__GOAL__: Below is a listing; copy all of it exactly.

__PROVIDED MATERIAL__:

++++

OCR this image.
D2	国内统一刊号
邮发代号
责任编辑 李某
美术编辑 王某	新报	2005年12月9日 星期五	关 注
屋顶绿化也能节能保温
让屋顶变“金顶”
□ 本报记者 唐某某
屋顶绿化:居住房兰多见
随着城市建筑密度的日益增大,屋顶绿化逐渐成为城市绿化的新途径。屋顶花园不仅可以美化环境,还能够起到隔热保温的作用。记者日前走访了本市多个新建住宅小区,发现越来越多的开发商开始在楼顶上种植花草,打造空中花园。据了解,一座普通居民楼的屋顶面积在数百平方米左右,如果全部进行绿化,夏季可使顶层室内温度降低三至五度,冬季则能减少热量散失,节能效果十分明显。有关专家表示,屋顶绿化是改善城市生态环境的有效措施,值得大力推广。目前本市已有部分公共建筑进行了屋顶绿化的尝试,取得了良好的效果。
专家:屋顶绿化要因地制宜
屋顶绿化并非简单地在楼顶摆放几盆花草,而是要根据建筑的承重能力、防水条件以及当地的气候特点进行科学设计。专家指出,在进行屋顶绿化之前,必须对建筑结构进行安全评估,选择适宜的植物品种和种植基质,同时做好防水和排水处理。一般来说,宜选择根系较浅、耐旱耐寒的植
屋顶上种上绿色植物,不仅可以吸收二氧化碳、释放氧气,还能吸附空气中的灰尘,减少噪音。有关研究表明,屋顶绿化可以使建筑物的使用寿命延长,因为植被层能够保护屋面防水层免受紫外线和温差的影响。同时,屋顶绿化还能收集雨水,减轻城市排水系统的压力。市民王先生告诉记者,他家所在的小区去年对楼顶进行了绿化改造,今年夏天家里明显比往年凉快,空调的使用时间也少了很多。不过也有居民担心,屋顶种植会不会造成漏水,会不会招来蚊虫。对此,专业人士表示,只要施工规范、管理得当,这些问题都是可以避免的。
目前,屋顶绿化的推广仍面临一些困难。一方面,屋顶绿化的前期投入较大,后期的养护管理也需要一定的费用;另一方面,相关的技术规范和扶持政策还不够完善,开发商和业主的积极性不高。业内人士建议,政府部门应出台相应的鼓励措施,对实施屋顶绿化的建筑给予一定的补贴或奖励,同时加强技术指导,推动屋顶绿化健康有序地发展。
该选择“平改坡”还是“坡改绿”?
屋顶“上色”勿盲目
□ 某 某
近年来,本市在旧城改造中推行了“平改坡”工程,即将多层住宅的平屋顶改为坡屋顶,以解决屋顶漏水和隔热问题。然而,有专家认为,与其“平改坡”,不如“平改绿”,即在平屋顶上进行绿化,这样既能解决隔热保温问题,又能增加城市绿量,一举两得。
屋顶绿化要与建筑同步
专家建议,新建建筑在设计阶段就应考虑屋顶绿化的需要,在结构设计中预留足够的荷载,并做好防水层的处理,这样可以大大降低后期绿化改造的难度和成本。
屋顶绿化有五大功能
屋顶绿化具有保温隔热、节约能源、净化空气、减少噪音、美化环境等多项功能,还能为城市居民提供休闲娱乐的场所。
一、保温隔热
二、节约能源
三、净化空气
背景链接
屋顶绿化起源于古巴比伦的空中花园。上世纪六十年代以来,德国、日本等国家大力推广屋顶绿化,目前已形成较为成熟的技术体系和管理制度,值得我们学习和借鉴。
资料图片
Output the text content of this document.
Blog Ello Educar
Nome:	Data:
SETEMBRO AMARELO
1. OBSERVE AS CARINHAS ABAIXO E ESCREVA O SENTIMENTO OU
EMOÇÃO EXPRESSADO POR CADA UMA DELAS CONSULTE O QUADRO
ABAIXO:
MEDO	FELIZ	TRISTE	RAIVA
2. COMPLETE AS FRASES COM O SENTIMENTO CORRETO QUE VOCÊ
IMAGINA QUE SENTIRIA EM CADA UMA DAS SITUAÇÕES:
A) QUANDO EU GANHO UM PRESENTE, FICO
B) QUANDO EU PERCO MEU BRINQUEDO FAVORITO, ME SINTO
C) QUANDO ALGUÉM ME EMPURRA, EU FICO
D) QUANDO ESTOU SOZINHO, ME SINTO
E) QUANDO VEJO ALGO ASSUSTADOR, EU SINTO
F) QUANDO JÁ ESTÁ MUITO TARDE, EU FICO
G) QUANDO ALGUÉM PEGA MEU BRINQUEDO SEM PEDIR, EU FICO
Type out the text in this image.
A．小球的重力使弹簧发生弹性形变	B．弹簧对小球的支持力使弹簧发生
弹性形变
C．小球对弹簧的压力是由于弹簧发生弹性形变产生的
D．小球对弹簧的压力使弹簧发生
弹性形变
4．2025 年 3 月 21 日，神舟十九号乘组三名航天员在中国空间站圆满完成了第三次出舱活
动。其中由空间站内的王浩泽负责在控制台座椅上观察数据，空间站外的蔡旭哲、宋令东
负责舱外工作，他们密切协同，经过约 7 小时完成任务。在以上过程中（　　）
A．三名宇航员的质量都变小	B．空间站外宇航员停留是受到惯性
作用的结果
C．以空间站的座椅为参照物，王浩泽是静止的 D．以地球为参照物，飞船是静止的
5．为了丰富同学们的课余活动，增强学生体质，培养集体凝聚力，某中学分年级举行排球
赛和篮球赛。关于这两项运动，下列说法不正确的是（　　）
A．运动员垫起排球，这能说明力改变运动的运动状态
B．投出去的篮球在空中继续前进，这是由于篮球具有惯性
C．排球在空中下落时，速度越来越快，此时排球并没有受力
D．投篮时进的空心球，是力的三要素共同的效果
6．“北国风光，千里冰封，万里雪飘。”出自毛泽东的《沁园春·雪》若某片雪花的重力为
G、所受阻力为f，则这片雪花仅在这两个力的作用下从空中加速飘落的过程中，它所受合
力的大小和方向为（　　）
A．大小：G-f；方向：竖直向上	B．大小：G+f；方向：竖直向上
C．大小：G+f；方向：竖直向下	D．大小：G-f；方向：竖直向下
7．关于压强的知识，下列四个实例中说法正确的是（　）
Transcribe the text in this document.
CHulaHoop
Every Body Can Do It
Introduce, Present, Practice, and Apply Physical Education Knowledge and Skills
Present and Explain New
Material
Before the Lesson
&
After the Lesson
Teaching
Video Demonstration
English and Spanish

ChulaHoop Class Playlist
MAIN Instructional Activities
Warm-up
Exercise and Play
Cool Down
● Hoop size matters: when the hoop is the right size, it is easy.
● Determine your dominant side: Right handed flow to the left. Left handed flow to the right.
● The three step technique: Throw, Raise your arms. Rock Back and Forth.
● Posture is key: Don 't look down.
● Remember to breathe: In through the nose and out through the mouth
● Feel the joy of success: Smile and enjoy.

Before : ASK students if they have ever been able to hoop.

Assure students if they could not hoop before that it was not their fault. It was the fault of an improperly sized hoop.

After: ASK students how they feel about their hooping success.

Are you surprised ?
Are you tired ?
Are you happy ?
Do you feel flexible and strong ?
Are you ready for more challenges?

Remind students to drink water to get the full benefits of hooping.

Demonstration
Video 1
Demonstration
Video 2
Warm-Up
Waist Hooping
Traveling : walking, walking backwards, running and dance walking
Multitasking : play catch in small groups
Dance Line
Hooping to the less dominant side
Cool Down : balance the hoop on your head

++++

__THE ANSWER__:
OCR this image.
D2	国内统一刊号
邮发代号
责任编辑 李某
美术编辑 王某	新报	2005年12月9日 星期五	关 注
屋顶绿化也能节能保温
让屋顶变“金顶”
□ 本报记者 唐某某
屋顶绿化:居住房兰多见
随着城市建筑密度的日益增大,屋顶绿化逐渐成为城市绿化的新途径。屋顶花园不仅可以美化环境,还能够起到隔热保温的作用。记者日前走访了本市多个新建住宅小区,发现越来越多的开发商开始在楼顶上种植花草,打造空中花园。据了解,一座普通居民楼的屋顶面积在数百平方米左右,如果全部进行绿化,夏季可使顶层室内温度降低三至五度,冬季则能减少热量散失,节能效果十分明显。有关专家表示,屋顶绿化是改善城市生态环境的有效措施,值得大力推广。目前本市已有部分公共建筑进行了屋顶绿化的尝试,取得了良好的效果。
专家:屋顶绿化要因地制宜
屋顶绿化并非简单地在楼顶摆放几盆花草,而是要根据建筑的承重能力、防水条件以及当地的气候特点进行科学设计。专家指出,在进行屋顶绿化之前,必须对建筑结构进行安全评估,选择适宜的植物品种和种植基质,同时做好防水和排水处理。一般来说,宜选择根系较浅、耐旱耐寒的植
屋顶上种上绿色植物,不仅可以吸收二氧化碳、释放氧气,还能吸附空气中的灰尘,减少噪音。有关研究表明,屋顶绿化可以使建筑物的使用寿命延长,因为植被层能够保护屋面防水层免受紫外线和温差的影响。同时,屋顶绿化还能收集雨水,减轻城市排水系统的压力。市民王先生告诉记者,他家所在的小区去年对楼顶进行了绿化改造,今年夏天家里明显比往年凉快,空调的使用时间也少了很多。不过也有居民担心,屋顶种植会不会造成漏水,会不会招来蚊虫。对此,专业人士表示,只要施工规范、管理得当,这些问题都是可以避免的。
目前,屋顶绿化的推广仍面临一些困难。一方面,屋顶绿化的前期投入较大,后期的养护管理也需要一定的费用;另一方面,相关的技术规范和扶持政策还不够完善,开发商和业主的积极性不高。业内人士建议,政府部门应出台相应的鼓励措施,对实施屋顶绿化的建筑给予一定的补贴或奖励,同时加强技术指导,推动屋顶绿化健康有序地发展。
该选择“平改坡”还是“坡改绿”?
屋顶“上色”勿盲目
□ 某 某
近年来,本市在旧城改造中推行了“平改坡”工程,即将多层住宅的平屋顶改为坡屋顶,以解决屋顶漏水和隔热问题。然而,有专家认为,与其“平改坡”,不如“平改绿”,即在平屋顶上进行绿化,这样既能解决隔热保温问题,又能增加城市绿量,一举两得。
屋顶绿化要与建筑同步
专家建议,新建建筑在设计阶段就应考虑屋顶绿化的需要,在结构设计中预留足够的荷载,并做好防水层的处理,这样可以大大降低后期绿化改造的难度和成本。
屋顶绿化有五大功能
屋顶绿化具有保温隔热、节约能源、净化空气、减少噪音、美化环境等多项功能,还能为城市居民提供休闲娱乐的场所。
一、保温隔热
二、节约能源
三、净化空气
背景链接
屋顶绿化起源于古巴比伦的空中花园。上世纪六十年代以来,德国、日本等国家大力推广屋顶绿化,目前已形成较为成熟的技术体系和管理制度,值得我们学习和借鉴。
资料图片
Output the text content of this document.
Blog Ello Educar
Nome:	Data:
SETEMBRO AMARELO
1. OBSERVE AS CARINHAS ABAIXO E ESCREVA O SENTIMENTO OU
EMOÇÃO EXPRESSADO POR CADA UMA DELAS CONSULTE O QUADRO
ABAIXO:
MEDO	FELIZ	TRISTE	RAIVA
2. COMPLETE AS FRASES COM O SENTIMENTO CORRETO QUE VOCÊ
IMAGINA QUE SENTIRIA EM CADA UMA DAS SITUAÇÕES:
A) QUANDO EU GANHO UM PRESENTE, FICO
B) QUANDO EU PERCO MEU BRINQUEDO FAVORITO, ME SINTO
C) QUANDO ALGUÉM ME EMPURRA, EU FICO
D) QUANDO ESTOU SOZINHO, ME SINTO
E) QUANDO VEJO ALGO ASSUSTADOR, EU SINTO
F) QUANDO JÁ ESTÁ MUITO TARDE, EU FICO
G) QUANDO ALGUÉM PEGA MEU BRINQUEDO SEM PEDIR, EU FICO
Type out the text in this image.
A．小球的重力使弹簧发生弹性形变	B．弹簧对小球的支持力使弹簧发生
弹性形变
C．小球对弹簧的压力是由于弹簧发生弹性形变产生的
D．小球对弹簧的压力使弹簧发生
弹性形变
4．2025 年 3 月 21 日，神舟十九号乘组三名航天员在中国空间站圆满完成了第三次出舱活
动。其中由空间站内的王浩泽负责在控制台座椅上观察数据，空间站外的蔡旭哲、宋令东
负责舱外工作，他们密切协同，经过约 7 小时完成任务。在以上过程中（　　）
A．三名宇航员的质量都变小	B．空间站外宇航员停留是受到惯性
作用的结果
C．以空间站的座椅为参照物，王浩泽是静止的 D．以地球为参照物，飞船是静止的
5．为了丰富同学们的课余活动，增强学生体质，培养集体凝聚力，某中学分年级举行排球
赛和篮球赛。关于这两项运动，下列说法不正确的是（　　）
A．运动员垫起排球，这能说明力改变运动的运动状态
B．投出去的篮球在空中继续前进，这是由于篮球具有惯性
C．排球在空中下落时，速度越来越快，此时排球并没有受力
D．投篮时进的空心球，是力的三要素共同的效果
6．“北国风光，千里冰封，万里雪飘。”出自毛泽东的《沁园春·雪》若某片雪花的重力为
G、所受阻力为f，则这片雪花仅在这两个力的作用下从空中加速飘落的过程中，它所受合
力的大小和方向为（　　）
A．大小：G-f；方向：竖直向上	B．大小：G+f；方向：竖直向上
C．大小：G+f；方向：竖直向下	D．大小：G-f；方向：竖直向下
7．关于压强的知识，下列四个实例中说法正确的是（　）
Transcribe the text in this document.
CHulaHoop
Every Body Can Do It
Introduce, Present, Practice, and Apply Physical Education Knowledge and Skills
Present and Explain New
Material
Before the Lesson
&
After the Lesson
Teaching
Video Demonstration
English and Spanish

ChulaHoop Class Playlist
MAIN Instructional Activities
Warm-up
Exercise and Play
Cool Down
● Hoop size matters: when the hoop is the right size, it is easy.
● Determine your dominant side: Right handed flow to the left. Left handed flow to the right.
● The three step technique: Throw, Raise your arms. Rock Back and Forth.
● Posture is key: Don 't look down.
● Remember to breathe: In through the nose and out through the mouth
● Feel the joy of success: Smile and enjoy.

Before : ASK students if they have ever been able to hoop.

Assure students if they could not hoop before that it was not their fault. It was the fault of an improperly sized hoop.

After: ASK students how they feel about their hooping success.

Are you surprised ?
Are you tired ?
Are you happy ?
Do you feel flexible and strong ?
Are you ready for more challenges?

Remind students to drink water to get the full benefits of hooping.

Demonstration
Video 1
Demonstration
Video 2
Warm-Up
Waist Hooping
Traveling : walking, walking backwards, running and dance walking
Multitasking : play catch in small groups
Dance Line
Hooping to the less dominant side
Cool Down : balance the hoop on your head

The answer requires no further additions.